§ **The problem**
In the data below, locate each line with the word "object" and list it.

(Rows from a figure dataset)
>> Begin

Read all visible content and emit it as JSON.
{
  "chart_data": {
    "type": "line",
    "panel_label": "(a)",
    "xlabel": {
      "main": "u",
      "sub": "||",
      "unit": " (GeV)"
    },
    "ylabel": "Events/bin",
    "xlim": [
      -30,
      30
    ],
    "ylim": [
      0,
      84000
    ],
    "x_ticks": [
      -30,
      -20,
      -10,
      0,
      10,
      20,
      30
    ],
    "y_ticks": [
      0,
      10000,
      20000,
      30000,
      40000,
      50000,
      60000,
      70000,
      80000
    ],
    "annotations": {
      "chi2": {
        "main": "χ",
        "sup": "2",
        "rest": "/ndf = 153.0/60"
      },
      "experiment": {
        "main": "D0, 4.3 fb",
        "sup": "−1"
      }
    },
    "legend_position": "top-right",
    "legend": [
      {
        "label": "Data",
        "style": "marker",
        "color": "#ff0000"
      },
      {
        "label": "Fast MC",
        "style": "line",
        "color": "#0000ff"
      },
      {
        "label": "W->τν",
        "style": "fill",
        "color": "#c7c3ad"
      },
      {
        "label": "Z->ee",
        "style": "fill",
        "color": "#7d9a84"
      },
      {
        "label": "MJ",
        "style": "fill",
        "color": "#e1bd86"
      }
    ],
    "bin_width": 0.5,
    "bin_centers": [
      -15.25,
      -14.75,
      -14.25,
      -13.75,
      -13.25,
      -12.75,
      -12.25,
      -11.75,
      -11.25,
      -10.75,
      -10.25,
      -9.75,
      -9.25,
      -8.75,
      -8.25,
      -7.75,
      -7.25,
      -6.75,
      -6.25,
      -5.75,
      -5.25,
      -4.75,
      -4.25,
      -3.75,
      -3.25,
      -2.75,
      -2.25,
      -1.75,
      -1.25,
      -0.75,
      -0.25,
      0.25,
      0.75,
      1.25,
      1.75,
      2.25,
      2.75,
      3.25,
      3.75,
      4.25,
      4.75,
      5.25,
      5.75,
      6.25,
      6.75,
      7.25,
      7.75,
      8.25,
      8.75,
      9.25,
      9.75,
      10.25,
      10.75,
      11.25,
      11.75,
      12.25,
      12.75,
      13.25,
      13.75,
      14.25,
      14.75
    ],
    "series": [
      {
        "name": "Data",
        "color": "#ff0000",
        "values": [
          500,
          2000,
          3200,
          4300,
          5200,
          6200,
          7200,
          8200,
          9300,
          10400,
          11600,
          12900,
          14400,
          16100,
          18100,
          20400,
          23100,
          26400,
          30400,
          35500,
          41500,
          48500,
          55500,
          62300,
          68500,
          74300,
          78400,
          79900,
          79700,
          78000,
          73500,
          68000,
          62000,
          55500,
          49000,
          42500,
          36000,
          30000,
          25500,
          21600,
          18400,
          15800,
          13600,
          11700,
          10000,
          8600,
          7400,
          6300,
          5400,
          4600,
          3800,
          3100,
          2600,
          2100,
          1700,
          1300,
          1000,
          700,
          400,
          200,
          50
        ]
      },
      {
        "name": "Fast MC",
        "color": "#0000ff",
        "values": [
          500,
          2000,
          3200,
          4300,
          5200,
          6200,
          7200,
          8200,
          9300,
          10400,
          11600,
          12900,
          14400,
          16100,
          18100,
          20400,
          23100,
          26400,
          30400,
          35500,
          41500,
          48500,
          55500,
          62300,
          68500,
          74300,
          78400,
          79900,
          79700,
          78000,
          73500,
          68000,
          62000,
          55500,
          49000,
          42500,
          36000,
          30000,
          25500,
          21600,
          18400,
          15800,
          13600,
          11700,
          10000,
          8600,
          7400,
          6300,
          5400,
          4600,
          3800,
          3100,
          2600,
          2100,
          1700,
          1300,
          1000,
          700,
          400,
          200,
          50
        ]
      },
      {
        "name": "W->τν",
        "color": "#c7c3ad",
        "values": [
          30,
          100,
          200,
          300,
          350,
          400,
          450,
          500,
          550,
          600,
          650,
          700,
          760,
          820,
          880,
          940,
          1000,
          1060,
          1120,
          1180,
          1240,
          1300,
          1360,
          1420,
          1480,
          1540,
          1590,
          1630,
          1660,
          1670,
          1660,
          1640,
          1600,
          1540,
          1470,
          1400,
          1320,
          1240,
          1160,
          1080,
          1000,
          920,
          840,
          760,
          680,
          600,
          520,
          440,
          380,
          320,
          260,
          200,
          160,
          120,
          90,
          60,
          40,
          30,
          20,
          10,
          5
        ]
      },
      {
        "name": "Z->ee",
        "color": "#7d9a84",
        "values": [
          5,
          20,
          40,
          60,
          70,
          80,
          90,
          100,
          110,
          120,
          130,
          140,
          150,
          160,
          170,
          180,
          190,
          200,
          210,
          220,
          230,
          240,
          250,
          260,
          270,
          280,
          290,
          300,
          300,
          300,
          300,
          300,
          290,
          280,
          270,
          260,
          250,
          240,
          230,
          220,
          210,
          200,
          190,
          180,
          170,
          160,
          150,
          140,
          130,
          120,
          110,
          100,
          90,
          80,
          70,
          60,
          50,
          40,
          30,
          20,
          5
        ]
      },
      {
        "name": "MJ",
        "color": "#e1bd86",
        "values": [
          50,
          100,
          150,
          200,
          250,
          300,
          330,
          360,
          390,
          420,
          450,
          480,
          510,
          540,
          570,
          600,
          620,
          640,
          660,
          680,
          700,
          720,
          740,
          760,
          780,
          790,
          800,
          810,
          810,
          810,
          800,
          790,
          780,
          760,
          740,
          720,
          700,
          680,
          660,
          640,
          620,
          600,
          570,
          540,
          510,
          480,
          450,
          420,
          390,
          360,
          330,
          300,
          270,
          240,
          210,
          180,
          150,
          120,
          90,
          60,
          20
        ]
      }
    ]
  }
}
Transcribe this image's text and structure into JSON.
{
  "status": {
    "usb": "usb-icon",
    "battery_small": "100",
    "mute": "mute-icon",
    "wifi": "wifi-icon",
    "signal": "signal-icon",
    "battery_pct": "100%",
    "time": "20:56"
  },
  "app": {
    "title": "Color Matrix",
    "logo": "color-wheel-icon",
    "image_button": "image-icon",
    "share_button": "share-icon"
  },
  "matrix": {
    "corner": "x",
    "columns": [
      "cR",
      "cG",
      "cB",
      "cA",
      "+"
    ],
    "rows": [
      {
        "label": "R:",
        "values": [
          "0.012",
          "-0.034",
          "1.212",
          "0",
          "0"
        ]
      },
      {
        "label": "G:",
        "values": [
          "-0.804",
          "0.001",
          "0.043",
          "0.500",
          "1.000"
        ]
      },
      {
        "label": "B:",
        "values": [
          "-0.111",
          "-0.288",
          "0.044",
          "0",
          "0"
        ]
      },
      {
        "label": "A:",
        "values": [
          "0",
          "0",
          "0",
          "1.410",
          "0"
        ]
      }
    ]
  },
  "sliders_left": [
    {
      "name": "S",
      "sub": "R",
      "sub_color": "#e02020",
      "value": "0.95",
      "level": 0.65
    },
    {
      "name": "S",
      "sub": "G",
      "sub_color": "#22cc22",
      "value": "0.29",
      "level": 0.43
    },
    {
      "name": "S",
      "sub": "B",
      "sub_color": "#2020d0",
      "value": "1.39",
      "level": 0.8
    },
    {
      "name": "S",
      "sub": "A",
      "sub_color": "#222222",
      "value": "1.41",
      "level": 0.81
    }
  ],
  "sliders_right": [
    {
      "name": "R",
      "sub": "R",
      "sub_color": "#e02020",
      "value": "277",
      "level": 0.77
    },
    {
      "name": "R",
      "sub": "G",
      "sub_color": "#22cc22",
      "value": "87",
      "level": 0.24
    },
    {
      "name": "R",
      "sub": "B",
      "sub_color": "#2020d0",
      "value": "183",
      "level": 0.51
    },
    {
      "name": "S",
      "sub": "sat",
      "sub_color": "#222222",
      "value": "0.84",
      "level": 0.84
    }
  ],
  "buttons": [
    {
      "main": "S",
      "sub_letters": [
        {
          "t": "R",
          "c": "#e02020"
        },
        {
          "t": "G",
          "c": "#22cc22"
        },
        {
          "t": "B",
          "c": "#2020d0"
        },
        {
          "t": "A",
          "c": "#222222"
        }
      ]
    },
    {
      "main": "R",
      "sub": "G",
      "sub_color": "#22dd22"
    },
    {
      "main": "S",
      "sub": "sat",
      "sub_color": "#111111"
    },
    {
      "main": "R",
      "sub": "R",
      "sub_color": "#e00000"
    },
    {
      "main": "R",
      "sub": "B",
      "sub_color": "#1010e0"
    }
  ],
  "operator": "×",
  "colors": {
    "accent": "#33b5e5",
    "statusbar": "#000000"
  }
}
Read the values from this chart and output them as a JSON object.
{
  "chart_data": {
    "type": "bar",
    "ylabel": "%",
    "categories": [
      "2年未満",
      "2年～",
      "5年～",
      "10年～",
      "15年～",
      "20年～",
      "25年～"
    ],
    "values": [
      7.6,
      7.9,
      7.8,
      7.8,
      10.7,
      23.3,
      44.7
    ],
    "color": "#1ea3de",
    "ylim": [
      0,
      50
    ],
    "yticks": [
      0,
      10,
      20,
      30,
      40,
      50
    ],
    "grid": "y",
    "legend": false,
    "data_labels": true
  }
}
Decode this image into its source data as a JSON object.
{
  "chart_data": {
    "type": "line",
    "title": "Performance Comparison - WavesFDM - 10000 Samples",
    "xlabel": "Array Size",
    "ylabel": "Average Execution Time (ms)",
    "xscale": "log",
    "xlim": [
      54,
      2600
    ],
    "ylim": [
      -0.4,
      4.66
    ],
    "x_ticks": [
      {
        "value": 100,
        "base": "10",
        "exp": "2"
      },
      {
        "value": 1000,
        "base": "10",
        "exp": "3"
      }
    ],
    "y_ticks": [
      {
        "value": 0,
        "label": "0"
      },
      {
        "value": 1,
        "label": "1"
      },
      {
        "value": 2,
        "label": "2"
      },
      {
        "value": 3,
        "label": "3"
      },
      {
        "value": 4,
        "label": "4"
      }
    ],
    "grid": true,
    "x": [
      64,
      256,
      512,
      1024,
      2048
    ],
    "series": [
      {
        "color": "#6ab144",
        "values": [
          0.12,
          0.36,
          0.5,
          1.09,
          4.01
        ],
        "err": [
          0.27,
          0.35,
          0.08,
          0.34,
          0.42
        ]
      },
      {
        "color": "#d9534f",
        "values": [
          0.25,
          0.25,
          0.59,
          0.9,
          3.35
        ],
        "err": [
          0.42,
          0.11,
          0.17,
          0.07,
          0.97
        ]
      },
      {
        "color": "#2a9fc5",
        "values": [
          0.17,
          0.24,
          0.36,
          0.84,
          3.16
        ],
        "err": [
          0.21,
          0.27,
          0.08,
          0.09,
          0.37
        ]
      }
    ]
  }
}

>> End

§ **Solution to this exercise**
Read the values from this chart and output them as a JSON object.
Decode this image into its source data as a JSON object.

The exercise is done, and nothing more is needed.